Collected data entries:
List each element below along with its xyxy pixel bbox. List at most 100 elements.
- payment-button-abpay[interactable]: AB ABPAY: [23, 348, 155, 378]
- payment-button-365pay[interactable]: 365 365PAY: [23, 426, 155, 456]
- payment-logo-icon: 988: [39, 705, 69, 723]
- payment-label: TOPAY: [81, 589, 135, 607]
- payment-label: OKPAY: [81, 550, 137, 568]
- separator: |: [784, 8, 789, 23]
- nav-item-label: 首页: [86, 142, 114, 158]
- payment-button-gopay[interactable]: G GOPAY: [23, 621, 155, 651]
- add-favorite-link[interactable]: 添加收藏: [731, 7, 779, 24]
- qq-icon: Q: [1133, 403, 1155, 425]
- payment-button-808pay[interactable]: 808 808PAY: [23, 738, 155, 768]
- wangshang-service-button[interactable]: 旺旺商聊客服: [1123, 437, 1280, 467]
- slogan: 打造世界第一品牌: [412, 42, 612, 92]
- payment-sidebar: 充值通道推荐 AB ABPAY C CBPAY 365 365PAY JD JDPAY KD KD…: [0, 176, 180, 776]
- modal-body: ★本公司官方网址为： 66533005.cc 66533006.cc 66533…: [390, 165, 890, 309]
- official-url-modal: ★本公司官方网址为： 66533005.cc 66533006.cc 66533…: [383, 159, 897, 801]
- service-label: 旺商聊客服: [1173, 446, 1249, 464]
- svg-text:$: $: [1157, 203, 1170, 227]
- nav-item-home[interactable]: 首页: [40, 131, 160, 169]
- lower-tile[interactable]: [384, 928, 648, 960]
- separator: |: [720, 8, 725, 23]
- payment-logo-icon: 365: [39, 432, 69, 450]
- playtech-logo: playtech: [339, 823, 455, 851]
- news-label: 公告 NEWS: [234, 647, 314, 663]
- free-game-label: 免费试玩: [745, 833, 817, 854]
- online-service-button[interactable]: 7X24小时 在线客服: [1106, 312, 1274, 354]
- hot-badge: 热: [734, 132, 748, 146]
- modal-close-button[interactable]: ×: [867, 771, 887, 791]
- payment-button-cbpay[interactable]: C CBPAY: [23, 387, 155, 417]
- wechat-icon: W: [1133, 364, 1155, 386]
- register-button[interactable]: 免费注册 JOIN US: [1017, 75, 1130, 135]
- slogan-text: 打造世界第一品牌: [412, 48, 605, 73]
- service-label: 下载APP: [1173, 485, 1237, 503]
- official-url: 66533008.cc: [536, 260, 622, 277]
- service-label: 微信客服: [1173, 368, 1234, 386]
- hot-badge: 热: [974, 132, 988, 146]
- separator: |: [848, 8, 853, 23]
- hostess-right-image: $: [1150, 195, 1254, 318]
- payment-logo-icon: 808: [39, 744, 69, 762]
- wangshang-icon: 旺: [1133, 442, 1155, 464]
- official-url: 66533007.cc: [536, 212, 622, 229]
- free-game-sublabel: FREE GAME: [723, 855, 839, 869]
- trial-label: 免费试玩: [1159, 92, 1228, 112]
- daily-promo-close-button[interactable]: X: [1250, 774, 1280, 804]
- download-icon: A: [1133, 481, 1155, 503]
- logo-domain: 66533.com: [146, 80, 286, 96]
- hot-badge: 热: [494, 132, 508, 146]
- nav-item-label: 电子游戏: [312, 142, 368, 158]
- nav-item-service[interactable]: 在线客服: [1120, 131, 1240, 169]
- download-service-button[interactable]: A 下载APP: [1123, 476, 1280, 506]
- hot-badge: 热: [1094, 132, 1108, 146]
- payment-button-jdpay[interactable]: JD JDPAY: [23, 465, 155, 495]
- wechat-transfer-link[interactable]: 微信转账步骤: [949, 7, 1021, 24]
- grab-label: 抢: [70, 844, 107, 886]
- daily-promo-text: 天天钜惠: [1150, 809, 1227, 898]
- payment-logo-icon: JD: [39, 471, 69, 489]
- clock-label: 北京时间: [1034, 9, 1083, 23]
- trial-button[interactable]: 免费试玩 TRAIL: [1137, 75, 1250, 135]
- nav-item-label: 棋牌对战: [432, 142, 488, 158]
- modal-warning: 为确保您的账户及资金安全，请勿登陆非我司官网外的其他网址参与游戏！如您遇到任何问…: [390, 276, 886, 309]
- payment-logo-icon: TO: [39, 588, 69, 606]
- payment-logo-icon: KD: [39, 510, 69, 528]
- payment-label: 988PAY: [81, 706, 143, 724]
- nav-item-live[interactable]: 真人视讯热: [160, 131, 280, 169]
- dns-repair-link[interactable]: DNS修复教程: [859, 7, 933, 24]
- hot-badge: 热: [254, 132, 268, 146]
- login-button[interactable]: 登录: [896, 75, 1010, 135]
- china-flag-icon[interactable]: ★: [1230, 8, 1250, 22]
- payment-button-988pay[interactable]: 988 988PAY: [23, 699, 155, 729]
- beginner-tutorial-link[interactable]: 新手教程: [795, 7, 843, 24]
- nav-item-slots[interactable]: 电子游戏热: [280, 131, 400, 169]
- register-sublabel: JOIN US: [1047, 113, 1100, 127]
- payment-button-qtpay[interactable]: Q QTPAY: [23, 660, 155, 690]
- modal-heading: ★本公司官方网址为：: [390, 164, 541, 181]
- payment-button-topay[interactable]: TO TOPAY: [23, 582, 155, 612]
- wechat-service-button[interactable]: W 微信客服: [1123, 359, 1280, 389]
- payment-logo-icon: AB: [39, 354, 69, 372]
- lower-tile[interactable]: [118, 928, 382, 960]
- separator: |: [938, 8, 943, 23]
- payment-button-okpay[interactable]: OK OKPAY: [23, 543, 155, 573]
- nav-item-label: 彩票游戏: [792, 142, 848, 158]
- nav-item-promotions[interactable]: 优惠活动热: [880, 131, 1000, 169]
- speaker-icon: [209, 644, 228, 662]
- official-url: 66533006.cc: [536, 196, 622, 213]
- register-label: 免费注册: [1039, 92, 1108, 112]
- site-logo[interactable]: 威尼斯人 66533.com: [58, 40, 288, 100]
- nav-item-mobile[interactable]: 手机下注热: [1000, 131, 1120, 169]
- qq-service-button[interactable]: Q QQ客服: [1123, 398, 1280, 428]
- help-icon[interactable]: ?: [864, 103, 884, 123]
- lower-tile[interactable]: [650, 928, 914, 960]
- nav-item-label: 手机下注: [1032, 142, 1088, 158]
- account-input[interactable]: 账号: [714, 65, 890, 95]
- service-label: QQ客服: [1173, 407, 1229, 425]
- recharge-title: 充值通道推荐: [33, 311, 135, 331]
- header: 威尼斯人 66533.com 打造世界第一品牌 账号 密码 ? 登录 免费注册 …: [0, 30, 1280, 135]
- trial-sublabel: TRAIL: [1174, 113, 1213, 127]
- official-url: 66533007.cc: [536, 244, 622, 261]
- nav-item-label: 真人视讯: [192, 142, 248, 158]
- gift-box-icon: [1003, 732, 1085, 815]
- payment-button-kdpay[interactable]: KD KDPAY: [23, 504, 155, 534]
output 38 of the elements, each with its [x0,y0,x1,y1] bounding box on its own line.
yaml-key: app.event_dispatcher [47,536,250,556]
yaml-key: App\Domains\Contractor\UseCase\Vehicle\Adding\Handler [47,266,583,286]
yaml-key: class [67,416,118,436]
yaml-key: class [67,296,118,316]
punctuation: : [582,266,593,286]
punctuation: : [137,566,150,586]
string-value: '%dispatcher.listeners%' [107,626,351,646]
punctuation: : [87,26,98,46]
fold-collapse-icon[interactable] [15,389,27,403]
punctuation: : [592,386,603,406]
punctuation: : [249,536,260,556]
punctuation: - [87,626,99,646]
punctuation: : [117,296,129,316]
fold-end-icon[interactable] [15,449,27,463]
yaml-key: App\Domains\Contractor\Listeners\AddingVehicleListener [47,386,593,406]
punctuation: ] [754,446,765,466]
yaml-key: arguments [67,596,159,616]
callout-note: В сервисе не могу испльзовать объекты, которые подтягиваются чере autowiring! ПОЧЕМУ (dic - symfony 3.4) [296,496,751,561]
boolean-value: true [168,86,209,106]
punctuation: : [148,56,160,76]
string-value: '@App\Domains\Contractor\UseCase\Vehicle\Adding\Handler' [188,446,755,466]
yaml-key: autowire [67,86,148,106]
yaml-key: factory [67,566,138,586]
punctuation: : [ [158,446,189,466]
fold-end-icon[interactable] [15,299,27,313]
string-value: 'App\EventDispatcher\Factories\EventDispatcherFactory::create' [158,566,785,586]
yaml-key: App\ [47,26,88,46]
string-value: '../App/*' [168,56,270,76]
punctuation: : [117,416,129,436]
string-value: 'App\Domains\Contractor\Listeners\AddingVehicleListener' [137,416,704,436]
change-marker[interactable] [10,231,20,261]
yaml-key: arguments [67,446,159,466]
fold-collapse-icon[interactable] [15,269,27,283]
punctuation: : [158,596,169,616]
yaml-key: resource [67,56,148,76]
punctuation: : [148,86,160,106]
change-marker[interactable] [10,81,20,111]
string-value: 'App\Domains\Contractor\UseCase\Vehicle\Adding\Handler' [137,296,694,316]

**Directions**
Copy the material above word for word, from its first line up to and including the line that contains "- nav-item-label: 首页: [86, 142, 114, 158]".

**Solution to this exercise**
List each element below along with its xyxy pixel bbox. List at most 100 elements.
- payment-button-abpay[interactable]: AB ABPAY: [23, 348, 155, 378]
- payment-button-365pay[interactable]: 365 365PAY: [23, 426, 155, 456]
- payment-logo-icon: 988: [39, 705, 69, 723]
- payment-label: TOPAY: [81, 589, 135, 607]
- payment-label: OKPAY: [81, 550, 137, 568]
- separator: |: [784, 8, 789, 23]
- nav-item-label: 首页: [86, 142, 114, 158]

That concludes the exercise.